## Exercise instructions
In the passage on Frans Dieleman below, write out word for word the stretch that opens with the words containing "François Marinus (Frans)" and closes with "a methodical-technical study).".

## Supplied passage
Segment Open

François Marinus (Frans) Dieleman (2 September 1942 in Aardenburg – 11 April 2005) was a Dutch geographer and Professor in Urban and Rural Geography at the Utrecht University known for his work in the fields of urban geography and the geography of housing.

== Life and work ==
After studying social geography at the VU University Amsterdam in Amsterdam, where he graduated with honors, Dieleman continued his doctoral study at the University of Wisconsin. In 1978 he graduated from the university with a thesis entitled ""Een analyse van spreidingspatronen van vestigingen en van werkgelegenheidsgebieden in Tilburg en Eindhoven: een methodisch-technische studie" (An analysis of distribution patterns of branches and employment areas in Tilburg and Eindhoven: a methodical-technical study).

Segment Closed

Page layout parsing data
Segment Open

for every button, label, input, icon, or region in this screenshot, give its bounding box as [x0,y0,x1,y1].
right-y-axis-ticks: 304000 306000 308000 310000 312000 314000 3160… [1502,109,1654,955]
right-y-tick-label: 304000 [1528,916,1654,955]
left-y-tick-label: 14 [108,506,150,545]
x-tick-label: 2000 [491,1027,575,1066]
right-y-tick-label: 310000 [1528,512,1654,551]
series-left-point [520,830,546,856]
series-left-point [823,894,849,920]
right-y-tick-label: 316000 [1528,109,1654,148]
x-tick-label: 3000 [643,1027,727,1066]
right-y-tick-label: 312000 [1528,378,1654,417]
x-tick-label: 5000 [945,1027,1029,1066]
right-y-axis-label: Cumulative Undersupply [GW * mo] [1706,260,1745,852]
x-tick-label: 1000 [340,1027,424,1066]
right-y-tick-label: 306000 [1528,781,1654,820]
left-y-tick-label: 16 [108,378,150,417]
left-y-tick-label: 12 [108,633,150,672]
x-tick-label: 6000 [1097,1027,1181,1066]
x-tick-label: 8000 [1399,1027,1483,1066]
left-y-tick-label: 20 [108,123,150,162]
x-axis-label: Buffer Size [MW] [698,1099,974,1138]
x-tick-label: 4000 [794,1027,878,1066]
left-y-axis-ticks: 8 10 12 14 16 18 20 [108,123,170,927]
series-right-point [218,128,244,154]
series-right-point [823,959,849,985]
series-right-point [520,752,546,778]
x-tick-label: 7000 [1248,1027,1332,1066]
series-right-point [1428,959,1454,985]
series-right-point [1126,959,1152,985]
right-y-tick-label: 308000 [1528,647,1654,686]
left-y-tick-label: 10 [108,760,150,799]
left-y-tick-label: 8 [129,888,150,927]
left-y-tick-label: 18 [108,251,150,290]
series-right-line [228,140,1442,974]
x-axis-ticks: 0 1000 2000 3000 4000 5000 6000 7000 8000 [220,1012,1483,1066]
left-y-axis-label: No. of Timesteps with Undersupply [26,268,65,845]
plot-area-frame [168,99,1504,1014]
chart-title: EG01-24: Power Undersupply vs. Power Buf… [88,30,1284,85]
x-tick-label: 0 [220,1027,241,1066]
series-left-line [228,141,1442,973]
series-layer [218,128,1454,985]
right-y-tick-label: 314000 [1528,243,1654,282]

Segment Closed

## Output of the exercise
François Marinus (Frans) Dieleman (2 September 1942 in Aardenburg – 11 April 2005) was a Dutch geographer and Professor in Urban and Rural Geography at the Utrecht University known for his work in the fields of urban geography and the geography of housing.

== Life and work ==
After studying social geography at the VU University Amsterdam in Amsterdam, where he graduated with honors, Dieleman continued his doctoral study at the University of Wisconsin. In 1978 he graduated from the university with a thesis entitled ""Een analyse van spreidingspatronen van vestigingen en van werkgelegenheidsgebieden in Tilburg en Eindhoven: een methodisch-technische studie" (An analysis of distribution patterns of branches and employment areas in Tilburg and Eindhoven: a methodical-technical study).